(Set problem):
Copy each line containing the word "भगवन" from the records that follow, please.

-- start Data in this exercise --

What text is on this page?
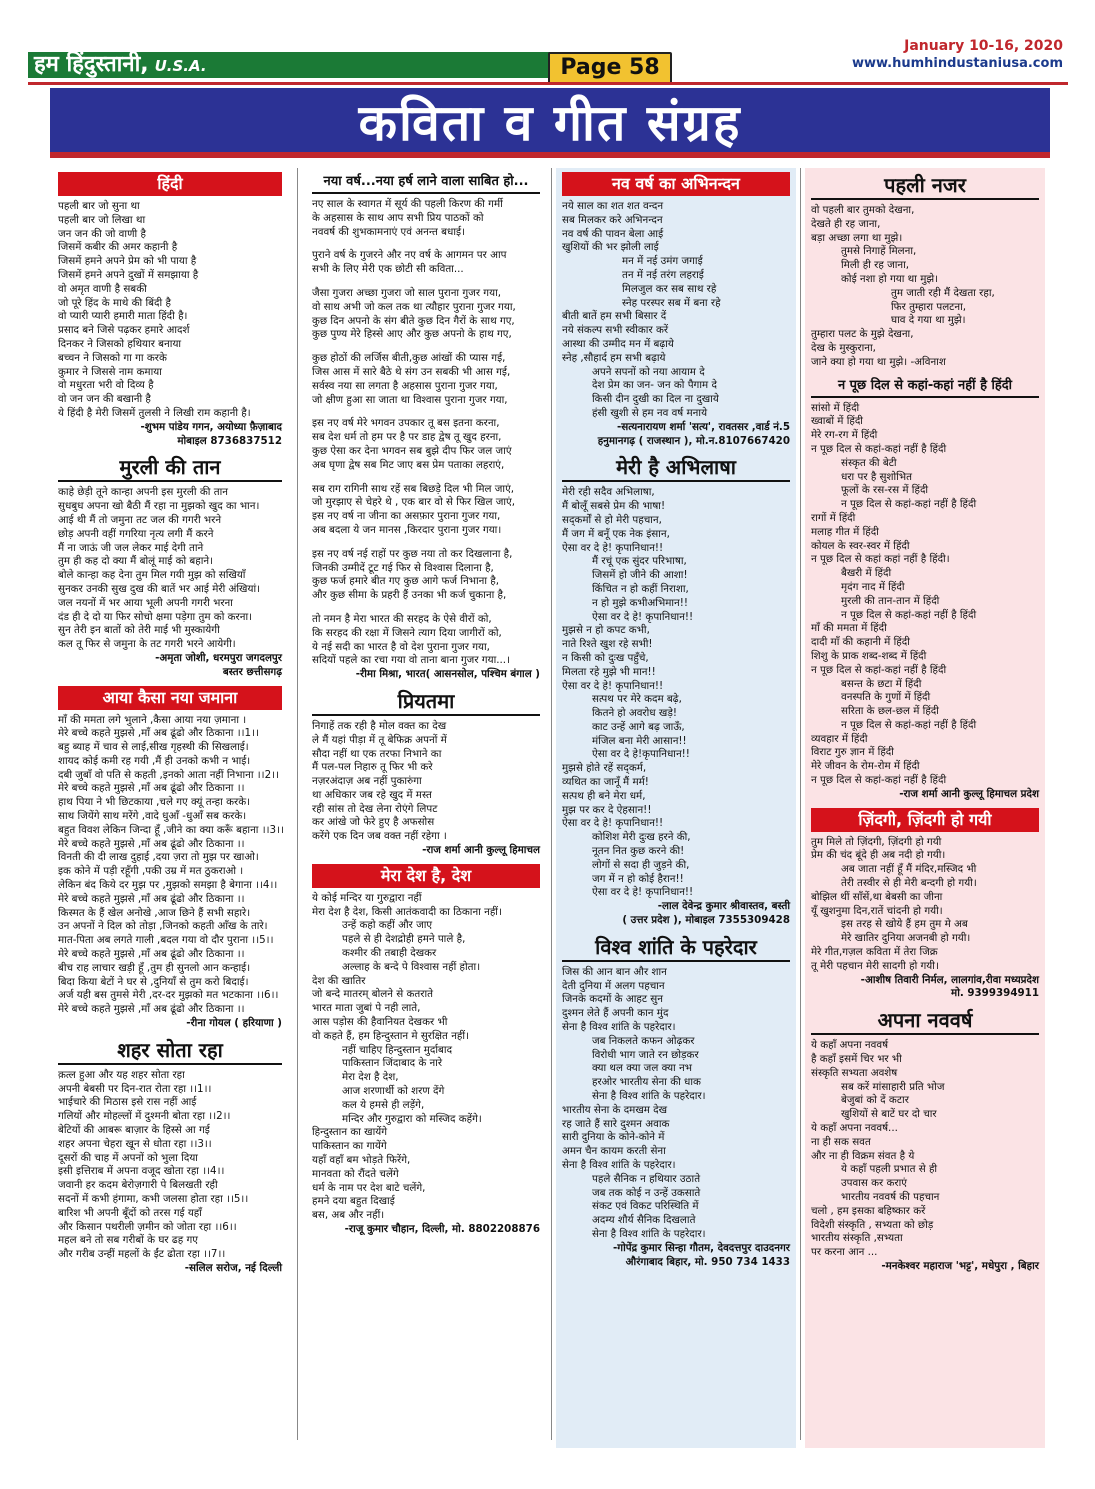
हम हिंदुस्तानी, U.S.A.	Page 58
January 10-16, 2020
www.humhindustaniusa.com
कविता व गीत संग्रह
हिंदी
पहली बार जो सुना था
पहली बार जो लिखा था
जन जन की जो वाणी है
जिसमें कबीर की अमर कहानी है
जिसमें हमने अपने प्रेम को भी पाया है
जिसमें हमने अपने दुखों में समझाया है
वो अमृत वाणी है सबकी
जो पूरे हिंद के माथे की बिंदी है
वो प्यारी प्यारी हमारी माता हिंदी है।
प्रसाद बने जिसे पढ़कर हमारे आदर्श
दिनकर ने जिसको हथियार बनाया
बच्चन ने जिसको गा गा करके
कुमार ने जिससे नाम कमाया
वो मधुरता भरी वो दिव्य है
वो जन जन की बखानी है
ये हिंदी है मेरी जिसमें तुलसी ने लिखी राम कहानी है।
-शुभम पांडेय गगन, अयोध्या फ़ैज़ाबाद
मोबाइल 8736837512
मुरली की तान
काहे छेड़ी तूने कान्हा अपनी इस मुरली की तान
सुधबुध अपना खो बैठी मैं रहा ना मुझको खुद का भान।
आई थी मैं तो जमुना तट जल की गगरी भरने
छोड़ अपनी वहीं गगरिया नृत्य लगी मैं करने
मैं ना जाऊं जी जल लेकर माई देगी ताने
तुम ही कह दो क्या मैं बोलूं माई को बहाने।
बोले कान्हा कह देना तुम मिल गयी मुझ को सखियाँ
सुनकर उनकी सुख दुख की बातें भर आई मेरी अंखियां।
जल नयनों में भर आया भूली अपनी गगरी भरना
दंड ही दे दो या फिर सोचो क्षमा पड़ेगा तुम को करना।
सुन तेरी इन बातों को तेरी माई भी मुस्कायेगी
कल तू फिर से जमुना के तट गगरी भरने आयेगी।
-अमृता जोशी, धरमपुरा जगदलपुर
बस्तर छत्तीसगढ़
आया कैसा नया जमाना
माँ की ममता लगे भुलाने ,कैसा आया नया ज़माना ।
मेरे बच्चे कहते मुझसे ,माँ अब ढूंढो और ठिकाना ।।1।।
बहु ब्याह में चाव से लाई,सीख गृहस्थी की सिखलाई।
शायद कोई कमी रह गयी ,मैं ही उनको कभी न भाई।
दबी जुबाँ वो पति से कहती ,इनको आता नहीं निभाना ।।2।।
मेरे बच्चे कहते मुझसे ,माँ अब ढूंढो और ठिकाना ।।
हाथ पिया ने भी छिटकाया ,चले गए क्यूं तन्हा करके।
साथ जियेंगे साथ मरेंगे ,वादे धुआँ -धुआँ सब करके।
बहुत विवश लेकिन जिन्दा हूँ ,जीने का क्या करूँ बहाना ।।3।।
मेरे बच्चे कहते मुझसे ,माँ अब ढूंढो और ठिकाना ।।
विनती की दी लाख दुहाई ,दया ज़रा तो मुझ पर खाओ।
इक कोने में पड़ी रहूँगी ,पकी उम्र में मत ठुकराओ ।
लेकिन बंद किये दर मुझ पर ,मुझको समझा है बेगाना ।।4।।
मेरे बच्चे कहते मुझसे ,माँ अब ढूंढो और ठिकाना ।।
किस्मत के हैं खेल अनोखे ,आज छिने हैं सभी सहारे।
उन अपनों ने दिल को तोड़ा ,जिनको कहती आँख के तारे।
मात-पिता अब लगते गाली ,बदल गया वो दौर पुराना ।।5।।
मेरे बच्चे कहते मुझसे ,माँ अब ढूंढो और ठिकाना ।।
बीच राह लाचार खड़ी हूँ ,तुम ही सुनलो आन कन्हाई।
बिदा किया बेटों ने घर से ,दुनियाँ से तुम करो बिदाई।
अर्ज यही बस तुमसे मेरी ,दर-दर मुझको मत भटकाना ।।6।।
मेरे बच्चे कहते मुझसे ,माँ अब ढूंढो और ठिकाना ।।
-रीना गोयल ( हरियाणा )
शहर सोता रहा
क़त्ल हुआ और यह शहर सोता रहा
अपनी बेबसी पर दिन-रात रोता रहा ।।1।।
भाईचारे की मिठास इसे रास नहीं आई
गलियों और मोहल्लों में दुश्मनी बोता रहा ।।2।।
बेटियों की आबरू बाज़ार के हिस्से आ गई
शहर अपना चेहरा खून से धोता रहा ।।3।।
दूसरों की चाह में अपनों को भुला दिया
इसी इत्तिराब में अपना वजूद खोता रहा ।।4।।
जवानी हर कदम बेरोज़गारी पे बिलखती रही
सदनों में कभी हंगामा, कभी जलसा होता रहा ।।5।।
बारिश भी अपनी बूँदों को तरस गई यहाँ
और किसान पथरीली ज़मीन को जोता रहा ।।6।।
महल बने तो सब गरीबों के घर ढह गए
और गरीब उन्हीं महलों के ईंट ढोता रहा ।।7।।
-सलिल सरोज, नई दिल्ली
नया वर्ष...नया हर्ष लाने वाला साबित हो...
नए साल के स्वागत में सूर्य की पहली किरण की गर्मी
के अहसास के साथ आप सभी प्रिय पाठकों को
नववर्ष की शुभकामनाएं एवं अनन्त बधाई।
पुराने वर्ष के गुजरने और नए वर्ष के आगमन पर आप
सभी के लिए मेरी एक छोटी सी कविता...
जैसा गुजरा अच्छा गुजरा जो साल पुराना गुजर गया,
वो साथ अभी जो कल तक था त्यौहार पुराना गुजर गया,
कुछ दिन अपनो के संग बीते कुछ दिन गैरों के साथ गए,
कुछ पुण्य मेरे हिस्से आए और कुछ अपनो के हाथ गए,
कुछ होठों की लर्जिस बीती,कुछ आंखों की प्यास गई,
जिस आस में सारे बैठे थे संग उन सबकी भी आस गई,
सर्वस्व नया सा लगता है अहसास पुराना गुजर गया,
जो क्षीण हुआ सा जाता था विश्वास पुराना गुजर गया,
इस नए वर्ष मेरे भगवन उपकार तू बस इतना करना,
सब देश धर्म तो हम पर है पर डाह द्वेष तू खुद हरना,
कुछ ऐसा कर देना भगवन सब बुझे दीप फिर जल जाएं
अब घृणा द्वेष सब मिट जाए बस प्रेम पताका लहराएं,
सब राग रागिनी साथ रहें सब बिछड़े दिल भी मिल जाएं,
जो मुरझाए से चेहरे थे , एक बार वो से फिर खिल जाएं,
इस नए वर्ष ना जीना का असफ़ार पुराना गुजर गया,
अब बदला ये जन मानस ,किरदार पुराना गुजर गया।
इस नए वर्ष नई राहों पर कुछ नया तो कर दिखलाना है,
जिनकी उम्मीदें टूट गई फिर से विश्वास दिलाना है,
कुछ फर्ज हमारे बीत गए कुछ आगे फर्ज निभाना है,
और कुछ सीमा के प्रहरी हैं उनका भी कर्ज चुकाना है,
तो नमन है मेरा भारत की सरहद के ऐसे वीरों को,
कि सरहद की रक्षा में जिसने त्याग दिया जागीरों को,
ये नई सदी का भारत है वो देश पुराना गुजर गया,
सदियों पहले का रचा गया वो ताना बाना गुजर गया...।
-रीमा मिश्रा, भारत( आसनसोल, पश्चिम बंगाल )
प्रियतमा
निगाहें तक रही है मोल वक्त का देख
ले मैं यहां पीड़ा में तू बेफिक्र अपनों में
सौदा नहीं था एक तरफा निभाने का
मैं पल-पल निहारु तू फिर भी करे
नज़रअंदाज़ अब नहीं पुकारुंगा
था अधिकार जब रहे खुद में मस्त
रही सांस तो देख लेना रोएंगे लिपट
कर आंखे जो फेरे हुए है अफसोस
करेंगे एक दिन जब वक्त नहीं रहेगा ।
-राज शर्मा आनी कुल्लू हिमाचल
मेरा देश है, देश
ये कोई मन्दिर या गुरुद्वारा नहीं
मेरा देश है देश, किसी आतंकवादी का ठिकाना नहीं।
उन्हें कहो कहीं और जाए
पहले से ही देशद्रोही हमने पाले है,
कश्मीर की तबाही देखकर
अल्लाह के बन्दे पे विश्वास नहीं होता।
देश की खातिर
जो बन्दे मातरम् बोलने से कतराते
भारत माता जुबां पे नही लाते,
आस पड़ोस की हैवानियत देखकर भी
वो कहते हैं, हम हिन्दुस्तान मे सुरक्षित नहीं।
नहीं चाहिए हिन्दुस्तान मुर्दाबाद
पाकिस्तान जिंदाबाद के नारे
मेरा देश है देश,
आज शरणार्थी को शरण देंगे
कल ये हमसे ही लड़ेंगे,
मन्दिर और गुरुद्वारा को मस्जिद कहेंगे।
हिन्दुस्तान का खायेंगे
पाकिस्तान का गायेंगे
यहाँ वहाँ बम भोड़ते फिरेंगे,
मानवता को रौंदते चलेंगे
धर्म के नाम पर देश बाटे चलेंगे,
हमने दया बहुत दिखाई
बस, अब और नहीं।
-राजू कुमार चौहान, दिल्ली, मो. 8802208876
नव वर्ष का अभिनन्दन
नये साल का शत शत वन्दन
सब मिलकर करे अभिनन्दन
नव वर्ष की पावन बेला आई
खुशियों की भर झोली लाई
मन में नई उमंग जगाई
तन में नई तरंग लहराई
मिलजुल कर सब साथ रहे
स्नेह परस्पर सब में बना रहे
बीती बातें हम सभी बिसार दें
नये संकल्प सभी स्वीकार करें
आस्था की उम्मीद मन में बढ़ाये
स्नेह ,सौहार्द हम सभी बढ़ाये
अपने सपनों को नया आयाम दे
देश प्रेम का जन- जन को पैगाम दे
किसी दीन दुखी का दिल ना दुखाये
हंसी खुशी से हम नव वर्ष मनाये
-सत्यनारायण शर्मा 'सत्य', रावतसर ,वार्ड नं.5
हनुमानगढ़ ( राजस्थान ), मो.न.8107667420
मेरी है अभिलाषा
मेरी रही सदैव अभिलाषा,
मैं बोलूँ सबसे प्रेम की भाषा!
सद्कर्मों से हो मेरी पहचान,
मैं जग में बनूँ एक नेक इंसान,
ऐसा वर दे हे! कृपानिधान!!
मैं रचूं एक सुंदर परिभाषा,
जिसमें हो जीने की आशा!
किंचित न हो कहीं निराशा,
न हो मुझे कभीअभिमान!!
ऐसा वर दे हे! कृपानिधान!!
मुझसे न हो कपट कभी,
नाते रिश्ते खुश रहे सभी!
न किसी को दुःख पहुँचे,
मिलता रहे मुझे भी मान!!
ऐसा वर दे हे! कृपानिधान!!
सत्पथ पर मेरे कदम बढ़े,
कितने हो अवरोध खड़े!
काट उन्हें आगे बढ़ जाऊँ,
मंजिल बना मेरी आसान!!
ऐसा वर दे हे!कृपानिधान!!
मुझसे होते रहें सद्कर्म,
व्यथित का जानूँ मैं मर्म!
सत्पथ ही बने मेरा धर्म,
मुझ पर कर दे ऐहसान!!
ऐसा वर दे हे! कृपानिधान!!
कोशिश मेरी दुःख हरने की,
नूतन नित कुछ करने की!
लोगों से सदा ही जुड़ने की,
जग में न हो कोई हैरान!!
ऐसा वर दे हे! कृपानिधान!!
-लाल देवेन्द्र कुमार श्रीवास्तव, बस्ती
( उत्तर प्रदेश ), मोबाइल 7355309428
विश्व शांति के पहरेदार
जिस की आन बान और शान
देती दुनिया में अलग पहचान
जिनके कदमों के आहट सुन
दुश्मन लेते हैं अपनी कान मुंद
सेना है विश्व शांति के पहरेदार।
जब निकलते कफन ओढ़कर
विरोधी भाग जाते रन छोड़कर
क्या थल क्या जल क्या नभ
हरओर भारतीय सेना की धाक
सेना है विश्व शांति के पहरेदार।
भारतीय सेना के दमखम देख
रह जाते हैं सारे दुश्मन अवाक
सारी दुनिया के कोने-कोने में
अमन चैन कायम करती सेना
सेना है विश्व शांति के पहरेदार।
पहले सैनिक न हथियार उठाते
जब तक कोई न उन्हें उकसाते
संकट एवं विकट परिस्थिति में
अदम्य शौर्य सैनिक दिखलाते
सेना है विश्व शांति के पहरेदार।
-गोपेंद्र कुमार सिन्हा गौतम, देवदत्तपुर दाउदनगर
औरंगाबाद बिहार, मो. 950 734 1433
पहली नजर
वो पहली बार तुमको देखना,
देखते ही रह जाना,
बड़ा अच्छा लगा था मुझे।
तुमसे निगाहें मिलना,
मिली ही रह जाना,
कोई नशा हो गया था मुझे।
तुम जाती रही मैं देखता रहा,
फिर तुम्हारा पलटना,
घाव दे गया था मुझे।
तुम्हारा पलट के मुझे देखना,
देख के मुस्कुराना,
जाने क्या हो गया था मुझे। -अविनाश
न पूछ दिल से कहां-कहां नहीं है हिंदी
सांसो में हिंदी
ख्वाबों में हिंदी
मेरे रग-रग में हिंदी
न पूछ दिल से कहां-कहां नहीं है हिंदी
संस्कृत की बेटी
धरा पर है सुशोभित
फूलों के रस-रस में हिंदी
न पूछ दिल से कहां-कहां नहीं है हिंदी
रागों में हिंदी
मलाह गीत में हिंदी
कोयल के स्वर-स्वर में हिंदी
न पूछ दिल से कहां कहां नहीं है हिंदी।
बैखरी में हिंदी
मृदंग नाद में हिंदी
मुरली की तान-तान में हिंदी
न पूछ दिल से कहां-कहां नहीं है हिंदी
माँ की ममता में हिंदी
दादी माँ की कहानी में हिंदी
शिशु के प्राक शब्द-शब्द में हिंदी
न पूछ दिल से कहां-कहां नहीं है हिंदी
बसन्त के छटा में हिंदी
वनस्पति के गुणों में हिंदी
सरिता के छल-छल में हिंदी
न पूछ दिल से कहां-कहां नहीं है हिंदी
व्यवहार में हिंदी
विराट गुरु ज्ञान में हिंदी
मेरे जीवन के रोम-रोम में हिंदी
न पूछ दिल से कहां-कहां नहीं है हिंदी
-राज शर्मा आनी कुल्लू हिमाचल प्रदेश
ज़िंदगी, ज़िंदगी हो गयी
तुम मिले तो ज़िंदगी, ज़िंदगी हो गयी
प्रेम की चंद बूंदे ही अब नदी हो गयी।
अब जाता नहीं हूँ मैं मंदिर,मस्जिद भी
तेरी तस्वीर से ही मेरी बन्दगी हो गयी।
बोझिल थीं साँसें,था बेबसी का जीना
यूँ खुशनुमा दिन,रातें चांदनी हो गयी।
इस तरह से खोये हैं हम तुम मे अब
मेरे खातिर दुनिया अजनबी हो गयी।
मेरे गीत,गज़ल कविता में तेरा जिक्र
तू मेरी पहचान मेरी सादगी हो गयी।
-आशीष तिवारी निर्मल, लालगांव,रीवा मध्यप्रदेश
मो. 9399394911
अपना नववर्ष
ये कहाँ अपना नववर्ष
है कहाँ इसमें चिर भर भी
संस्कृति सभ्यता अवशेष
सब करें मांसाहारी प्रति भोज
बेजुबां को दें कटार
खुशियों से बाटें घर दो चार
ये कहाँ अपना नववर्ष...
ना ही सक सवत
और ना ही विक्रम संवत है ये
ये कहाँ पहली प्रभात से ही
उपवास कर कराएं
भारतीय नववर्ष की पहचान
चलो , हम इसका बहिष्कार करें
विदेशी संस्कृति , सभ्यता को छोड़
भारतीय संस्कृति ,सभ्यता
पर करना आन ...
-मनकेश्वर महाराज 'भट्ट', मधेपुरा , बिहार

-- end Data in this exercise --

(Solution to the problem):
इस नए वर्ष मेरे भगवन उपकार तू बस इतना करना,
कुछ ऐसा कर देना भगवन सब बुझे दीप फिर जल जाएं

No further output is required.